◆ Obiettivo
Ripeti esattamente, senza alcuna modifica, tutte le righe riportate qui sotto.

◆ Estratti dei dati
* * * * * * *

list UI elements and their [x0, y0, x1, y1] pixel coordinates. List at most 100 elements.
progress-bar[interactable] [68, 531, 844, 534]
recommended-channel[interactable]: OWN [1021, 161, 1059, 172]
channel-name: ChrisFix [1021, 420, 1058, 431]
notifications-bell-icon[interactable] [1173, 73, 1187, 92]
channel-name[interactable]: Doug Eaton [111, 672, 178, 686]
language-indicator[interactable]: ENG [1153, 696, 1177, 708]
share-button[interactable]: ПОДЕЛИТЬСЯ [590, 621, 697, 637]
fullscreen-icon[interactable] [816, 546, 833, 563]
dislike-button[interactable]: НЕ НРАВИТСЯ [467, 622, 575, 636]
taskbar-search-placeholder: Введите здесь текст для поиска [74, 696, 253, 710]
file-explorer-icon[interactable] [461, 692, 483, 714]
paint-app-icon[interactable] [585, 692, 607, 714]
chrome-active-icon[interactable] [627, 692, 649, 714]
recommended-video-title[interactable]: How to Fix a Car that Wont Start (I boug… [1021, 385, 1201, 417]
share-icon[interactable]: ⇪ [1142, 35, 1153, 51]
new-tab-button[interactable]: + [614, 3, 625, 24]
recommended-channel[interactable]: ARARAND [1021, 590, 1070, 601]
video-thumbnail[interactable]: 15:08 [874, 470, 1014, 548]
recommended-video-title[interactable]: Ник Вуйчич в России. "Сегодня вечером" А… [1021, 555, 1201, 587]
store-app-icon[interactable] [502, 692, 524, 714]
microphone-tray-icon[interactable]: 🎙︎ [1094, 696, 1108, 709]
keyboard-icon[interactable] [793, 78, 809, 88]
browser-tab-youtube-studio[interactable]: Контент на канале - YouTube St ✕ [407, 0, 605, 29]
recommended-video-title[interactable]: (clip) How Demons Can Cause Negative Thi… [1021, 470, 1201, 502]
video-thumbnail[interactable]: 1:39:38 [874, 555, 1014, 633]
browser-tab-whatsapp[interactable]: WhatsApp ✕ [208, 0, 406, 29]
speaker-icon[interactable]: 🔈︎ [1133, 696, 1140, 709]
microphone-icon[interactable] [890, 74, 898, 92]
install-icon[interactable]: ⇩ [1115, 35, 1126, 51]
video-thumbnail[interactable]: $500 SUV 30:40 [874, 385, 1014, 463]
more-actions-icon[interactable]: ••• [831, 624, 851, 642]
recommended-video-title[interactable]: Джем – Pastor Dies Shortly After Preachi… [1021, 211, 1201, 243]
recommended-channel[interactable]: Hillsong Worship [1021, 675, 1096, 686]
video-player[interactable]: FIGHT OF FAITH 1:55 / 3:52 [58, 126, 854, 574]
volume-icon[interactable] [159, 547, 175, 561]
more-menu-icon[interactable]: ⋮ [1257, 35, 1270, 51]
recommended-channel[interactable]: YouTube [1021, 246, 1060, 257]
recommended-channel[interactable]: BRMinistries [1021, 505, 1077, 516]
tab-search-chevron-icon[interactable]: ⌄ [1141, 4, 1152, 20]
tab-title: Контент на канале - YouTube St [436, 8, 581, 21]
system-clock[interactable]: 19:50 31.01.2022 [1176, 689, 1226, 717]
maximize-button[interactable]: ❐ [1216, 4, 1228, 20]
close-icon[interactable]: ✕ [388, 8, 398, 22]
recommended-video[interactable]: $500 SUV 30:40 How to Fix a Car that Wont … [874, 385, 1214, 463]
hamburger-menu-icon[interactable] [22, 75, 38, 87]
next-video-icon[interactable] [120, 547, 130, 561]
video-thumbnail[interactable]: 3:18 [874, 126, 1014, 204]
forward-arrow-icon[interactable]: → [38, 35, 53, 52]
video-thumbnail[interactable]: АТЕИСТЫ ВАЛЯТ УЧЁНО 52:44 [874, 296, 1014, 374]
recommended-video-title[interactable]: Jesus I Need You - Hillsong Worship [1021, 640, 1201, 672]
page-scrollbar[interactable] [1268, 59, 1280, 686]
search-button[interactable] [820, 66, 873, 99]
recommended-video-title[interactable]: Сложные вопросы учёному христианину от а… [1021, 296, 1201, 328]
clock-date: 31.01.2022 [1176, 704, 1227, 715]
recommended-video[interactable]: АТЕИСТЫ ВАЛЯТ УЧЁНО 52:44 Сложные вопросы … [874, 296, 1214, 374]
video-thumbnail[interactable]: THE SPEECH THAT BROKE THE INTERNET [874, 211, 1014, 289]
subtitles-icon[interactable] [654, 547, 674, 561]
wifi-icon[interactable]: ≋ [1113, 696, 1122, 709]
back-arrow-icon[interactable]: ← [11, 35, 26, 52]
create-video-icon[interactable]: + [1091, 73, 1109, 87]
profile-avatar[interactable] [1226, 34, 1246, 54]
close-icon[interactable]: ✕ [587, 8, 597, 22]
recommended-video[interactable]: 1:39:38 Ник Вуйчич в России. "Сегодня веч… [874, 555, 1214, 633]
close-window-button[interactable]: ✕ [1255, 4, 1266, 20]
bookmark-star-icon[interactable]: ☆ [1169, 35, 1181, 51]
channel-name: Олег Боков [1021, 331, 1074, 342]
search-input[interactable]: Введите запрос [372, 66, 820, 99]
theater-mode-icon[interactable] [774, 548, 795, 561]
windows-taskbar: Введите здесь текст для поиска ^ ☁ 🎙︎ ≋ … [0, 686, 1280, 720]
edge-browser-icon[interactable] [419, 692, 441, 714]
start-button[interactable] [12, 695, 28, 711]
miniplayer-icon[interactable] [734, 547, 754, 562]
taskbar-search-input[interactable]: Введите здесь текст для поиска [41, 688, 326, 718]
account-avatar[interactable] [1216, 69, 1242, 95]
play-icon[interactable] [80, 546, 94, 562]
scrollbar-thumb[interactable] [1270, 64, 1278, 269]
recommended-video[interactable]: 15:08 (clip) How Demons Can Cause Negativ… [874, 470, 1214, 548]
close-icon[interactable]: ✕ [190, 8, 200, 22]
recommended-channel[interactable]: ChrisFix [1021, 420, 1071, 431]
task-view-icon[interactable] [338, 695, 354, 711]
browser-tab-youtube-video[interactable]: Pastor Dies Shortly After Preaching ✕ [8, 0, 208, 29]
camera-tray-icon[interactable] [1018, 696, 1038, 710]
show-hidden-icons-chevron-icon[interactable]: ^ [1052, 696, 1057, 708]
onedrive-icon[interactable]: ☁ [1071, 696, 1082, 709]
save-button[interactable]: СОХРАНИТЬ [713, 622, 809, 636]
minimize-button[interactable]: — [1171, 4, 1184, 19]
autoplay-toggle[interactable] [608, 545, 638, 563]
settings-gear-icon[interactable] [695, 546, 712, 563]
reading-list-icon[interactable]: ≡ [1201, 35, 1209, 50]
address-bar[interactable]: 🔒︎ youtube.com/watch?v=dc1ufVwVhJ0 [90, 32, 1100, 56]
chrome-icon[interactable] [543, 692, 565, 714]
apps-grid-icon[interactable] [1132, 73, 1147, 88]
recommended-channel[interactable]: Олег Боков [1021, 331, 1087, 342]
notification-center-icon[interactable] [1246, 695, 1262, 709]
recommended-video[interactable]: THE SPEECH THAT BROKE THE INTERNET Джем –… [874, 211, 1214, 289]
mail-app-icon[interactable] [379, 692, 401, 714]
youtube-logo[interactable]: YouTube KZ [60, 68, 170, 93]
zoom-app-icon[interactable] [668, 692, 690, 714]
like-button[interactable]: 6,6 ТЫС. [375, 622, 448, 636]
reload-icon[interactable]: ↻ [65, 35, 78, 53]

* * * * * * *

◆ Risposta al compito
list UI elements and their [x0, y0, x1, y1] pixel coordinates. List at most 100 elements.
progress-bar[interactable] [68, 531, 844, 534]
recommended-channel[interactable]: OWN [1021, 161, 1059, 172]
channel-name: ChrisFix [1021, 420, 1058, 431]
notifications-bell-icon[interactable] [1173, 73, 1187, 92]
channel-name[interactable]: Doug Eaton [111, 672, 178, 686]
language-indicator[interactable]: ENG [1153, 696, 1177, 708]
share-button[interactable]: ПОДЕЛИТЬСЯ [590, 621, 697, 637]
fullscreen-icon[interactable] [816, 546, 833, 563]
dislike-button[interactable]: НЕ НРАВИТСЯ [467, 622, 575, 636]
taskbar-search-placeholder: Введите здесь текст для поиска [74, 696, 253, 710]
file-explorer-icon[interactable] [461, 692, 483, 714]
paint-app-icon[interactable] [585, 692, 607, 714]
chrome-active-icon[interactable] [627, 692, 649, 714]
recommended-video-title[interactable]: How to Fix a Car that Wont Start (I boug… [1021, 385, 1201, 417]
share-icon[interactable]: ⇪ [1142, 35, 1153, 51]
new-tab-button[interactable]: + [614, 3, 625, 24]
recommended-channel[interactable]: ARARAND [1021, 590, 1070, 601]
video-thumbnail[interactable]: 15:08 [874, 470, 1014, 548]
recommended-video-title[interactable]: Ник Вуйчич в России. "Сегодня вечером" А… [1021, 555, 1201, 587]
store-app-icon[interactable] [502, 692, 524, 714]
microphone-tray-icon[interactable]: 🎙︎ [1094, 696, 1108, 709]
keyboard-icon[interactable] [793, 78, 809, 88]
browser-tab-youtube-studio[interactable]: Контент на канале - YouTube St ✕ [407, 0, 605, 29]
recommended-video-title[interactable]: (clip) How Demons Can Cause Negative Thi… [1021, 470, 1201, 502]
video-thumbnail[interactable]: 1:39:38 [874, 555, 1014, 633]
browser-tab-whatsapp[interactable]: WhatsApp ✕ [208, 0, 406, 29]
speaker-icon[interactable]: 🔈︎ [1133, 696, 1140, 709]
microphone-icon[interactable] [890, 74, 898, 92]
install-icon[interactable]: ⇩ [1115, 35, 1126, 51]
video-thumbnail[interactable]: $500 SUV 30:40 [874, 385, 1014, 463]
more-actions-icon[interactable]: ••• [831, 624, 851, 642]
recommended-video-title[interactable]: Джем – Pastor Dies Shortly After Preachi… [1021, 211, 1201, 243]
recommended-channel[interactable]: Hillsong Worship [1021, 675, 1096, 686]
video-player[interactable]: FIGHT OF FAITH 1:55 / 3:52 [58, 126, 854, 574]
volume-icon[interactable] [159, 547, 175, 561]
more-menu-icon[interactable]: ⋮ [1257, 35, 1270, 51]
recommended-channel[interactable]: YouTube [1021, 246, 1060, 257]
recommended-channel[interactable]: BRMinistries [1021, 505, 1077, 516]
tab-search-chevron-icon[interactable]: ⌄ [1141, 4, 1152, 20]
tab-title: Контент на канале - YouTube St [436, 8, 581, 21]
system-clock[interactable]: 19:50 31.01.2022 [1176, 689, 1226, 717]
maximize-button[interactable]: ❐ [1216, 4, 1228, 20]
close-icon[interactable]: ✕ [388, 8, 398, 22]
recommended-video[interactable]: $500 SUV 30:40 How to Fix a Car that Wont … [874, 385, 1214, 463]
hamburger-menu-icon[interactable] [22, 75, 38, 87]
next-video-icon[interactable] [120, 547, 130, 561]
video-thumbnail[interactable]: 3:18 [874, 126, 1014, 204]
forward-arrow-icon[interactable]: → [38, 35, 53, 52]
video-thumbnail[interactable]: АТЕИСТЫ ВАЛЯТ УЧЁНО 52:44 [874, 296, 1014, 374]
recommended-video-title[interactable]: Jesus I Need You - Hillsong Worship [1021, 640, 1201, 672]
page-scrollbar[interactable] [1268, 59, 1280, 686]
search-button[interactable] [820, 66, 873, 99]
recommended-video-title[interactable]: Сложные вопросы учёному христианину от а… [1021, 296, 1201, 328]
clock-date: 31.01.2022 [1176, 704, 1227, 715]
recommended-video[interactable]: АТЕИСТЫ ВАЛЯТ УЧЁНО 52:44 Сложные вопросы … [874, 296, 1214, 374]
video-thumbnail[interactable]: THE SPEECH THAT BROKE THE INTERNET [874, 211, 1014, 289]
subtitles-icon[interactable] [654, 547, 674, 561]
wifi-icon[interactable]: ≋ [1113, 696, 1122, 709]
back-arrow-icon[interactable]: ← [11, 35, 26, 52]
create-video-icon[interactable]: + [1091, 73, 1109, 87]
profile-avatar[interactable] [1226, 34, 1246, 54]
close-icon[interactable]: ✕ [587, 8, 597, 22]
recommended-video[interactable]: 1:39:38 Ник Вуйчич в России. "Сегодня веч… [874, 555, 1214, 633]
close-window-button[interactable]: ✕ [1255, 4, 1266, 20]
bookmark-star-icon[interactable]: ☆ [1169, 35, 1181, 51]
channel-name: Олег Боков [1021, 331, 1074, 342]
search-input[interactable]: Введите запрос [372, 66, 820, 99]
theater-mode-icon[interactable] [774, 548, 795, 561]
windows-taskbar: Введите здесь текст для поиска ^ ☁ 🎙︎ ≋ … [0, 686, 1280, 720]
edge-browser-icon[interactable] [419, 692, 441, 714]
start-button[interactable] [12, 695, 28, 711]
miniplayer-icon[interactable] [734, 547, 754, 562]
taskbar-search-input[interactable]: Введите здесь текст для поиска [41, 688, 326, 718]
account-avatar[interactable] [1216, 69, 1242, 95]
play-icon[interactable] [80, 546, 94, 562]
scrollbar-thumb[interactable] [1270, 64, 1278, 269]
recommended-video[interactable]: 15:08 (clip) How Demons Can Cause Negativ… [874, 470, 1214, 548]
close-icon[interactable]: ✕ [190, 8, 200, 22]
recommended-channel[interactable]: ChrisFix [1021, 420, 1071, 431]
task-view-icon[interactable] [338, 695, 354, 711]
browser-tab-youtube-video[interactable]: Pastor Dies Shortly After Preaching ✕ [8, 0, 208, 29]
camera-tray-icon[interactable] [1018, 696, 1038, 710]
show-hidden-icons-chevron-icon[interactable]: ^ [1052, 696, 1057, 708]
onedrive-icon[interactable]: ☁ [1071, 696, 1082, 709]
save-button[interactable]: СОХРАНИТЬ [713, 622, 809, 636]
minimize-button[interactable]: — [1171, 4, 1184, 19]
autoplay-toggle[interactable] [608, 545, 638, 563]
settings-gear-icon[interactable] [695, 546, 712, 563]
reading-list-icon[interactable]: ≡ [1201, 35, 1209, 50]
address-bar[interactable]: 🔒︎ youtube.com/watch?v=dc1ufVwVhJ0 [90, 32, 1100, 56]
chrome-icon[interactable] [543, 692, 565, 714]
apps-grid-icon[interactable] [1132, 73, 1147, 88]
recommended-channel[interactable]: Олег Боков [1021, 331, 1087, 342]
notification-center-icon[interactable] [1246, 695, 1262, 709]
recommended-video[interactable]: THE SPEECH THAT BROKE THE INTERNET Джем –… [874, 211, 1214, 289]
mail-app-icon[interactable] [379, 692, 401, 714]
youtube-logo[interactable]: YouTube KZ [60, 68, 170, 93]
zoom-app-icon[interactable] [668, 692, 690, 714]
like-button[interactable]: 6,6 ТЫС. [375, 622, 448, 636]
reload-icon[interactable]: ↻ [65, 35, 78, 53]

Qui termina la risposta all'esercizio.